GIVEN TASK: The required output is the line that contains "What text is on this page?" plus every line after it in the listing below, copied exactly as it appears.

Dataset items:
** Begin **

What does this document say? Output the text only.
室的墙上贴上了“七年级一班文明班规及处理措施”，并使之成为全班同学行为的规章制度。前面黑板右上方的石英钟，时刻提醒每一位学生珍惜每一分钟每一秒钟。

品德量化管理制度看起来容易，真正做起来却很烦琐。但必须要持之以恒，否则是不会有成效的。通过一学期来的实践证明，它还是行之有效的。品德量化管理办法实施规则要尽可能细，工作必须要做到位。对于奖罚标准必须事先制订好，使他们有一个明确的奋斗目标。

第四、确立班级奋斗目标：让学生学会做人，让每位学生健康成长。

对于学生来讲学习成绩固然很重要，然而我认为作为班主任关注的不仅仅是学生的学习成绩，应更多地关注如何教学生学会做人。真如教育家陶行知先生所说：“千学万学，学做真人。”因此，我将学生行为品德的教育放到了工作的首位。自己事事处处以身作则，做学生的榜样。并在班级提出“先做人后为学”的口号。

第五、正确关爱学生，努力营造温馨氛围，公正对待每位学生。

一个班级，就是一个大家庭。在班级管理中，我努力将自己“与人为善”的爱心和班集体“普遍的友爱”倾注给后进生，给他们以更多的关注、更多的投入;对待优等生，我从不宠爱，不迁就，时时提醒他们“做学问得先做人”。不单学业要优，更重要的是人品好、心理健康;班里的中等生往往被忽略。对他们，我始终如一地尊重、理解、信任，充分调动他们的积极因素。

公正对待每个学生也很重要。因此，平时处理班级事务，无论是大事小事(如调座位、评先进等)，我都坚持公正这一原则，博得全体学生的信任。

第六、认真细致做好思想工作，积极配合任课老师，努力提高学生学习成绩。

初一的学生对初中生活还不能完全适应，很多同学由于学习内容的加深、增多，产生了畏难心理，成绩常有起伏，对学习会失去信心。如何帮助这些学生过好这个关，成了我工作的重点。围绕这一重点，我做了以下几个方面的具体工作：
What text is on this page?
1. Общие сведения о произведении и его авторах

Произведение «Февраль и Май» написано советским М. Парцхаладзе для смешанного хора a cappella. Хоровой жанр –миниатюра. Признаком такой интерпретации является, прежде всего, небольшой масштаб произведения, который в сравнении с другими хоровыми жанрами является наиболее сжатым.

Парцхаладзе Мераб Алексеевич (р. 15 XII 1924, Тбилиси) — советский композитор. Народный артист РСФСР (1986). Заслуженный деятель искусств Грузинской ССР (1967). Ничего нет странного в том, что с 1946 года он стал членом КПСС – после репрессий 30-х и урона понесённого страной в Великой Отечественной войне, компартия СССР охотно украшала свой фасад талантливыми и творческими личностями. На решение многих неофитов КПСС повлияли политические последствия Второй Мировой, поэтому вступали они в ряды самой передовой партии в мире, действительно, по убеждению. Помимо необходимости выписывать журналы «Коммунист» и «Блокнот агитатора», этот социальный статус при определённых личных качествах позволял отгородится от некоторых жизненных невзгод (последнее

** End **

EXERCISE SOLUTION:
What text is on this page?
1. Общие сведения о произведении и его авторах

Произведение «Февраль и Май» написано советским М. Парцхаладзе для смешанного хора a cappella. Хоровой жанр –миниатюра. Признаком такой интерпретации является, прежде всего, небольшой масштаб произведения, который в сравнении с другими хоровыми жанрами является наиболее сжатым.

Парцхаладзе Мераб Алексеевич (р. 15 XII 1924, Тбилиси) — советский композитор. Народный артист РСФСР (1986). Заслуженный деятель искусств Грузинской ССР (1967). Ничего нет странного в том, что с 1946 года он стал членом КПСС – после репрессий 30-х и урона понесённого страной в Великой Отечественной войне, компартия СССР охотно украшала свой фасад талантливыми и творческими личностями. На решение многих неофитов КПСС повлияли политические последствия Второй Мировой, поэтому вступали они в ряды самой передовой партии в мире, действительно, по убеждению. Помимо необходимости выписывать журналы «Коммунист» и «Блокнот агитатора», этот социальный статус при определённых личных качествах позволял отгородится от некоторых жизненных невзгод (последнее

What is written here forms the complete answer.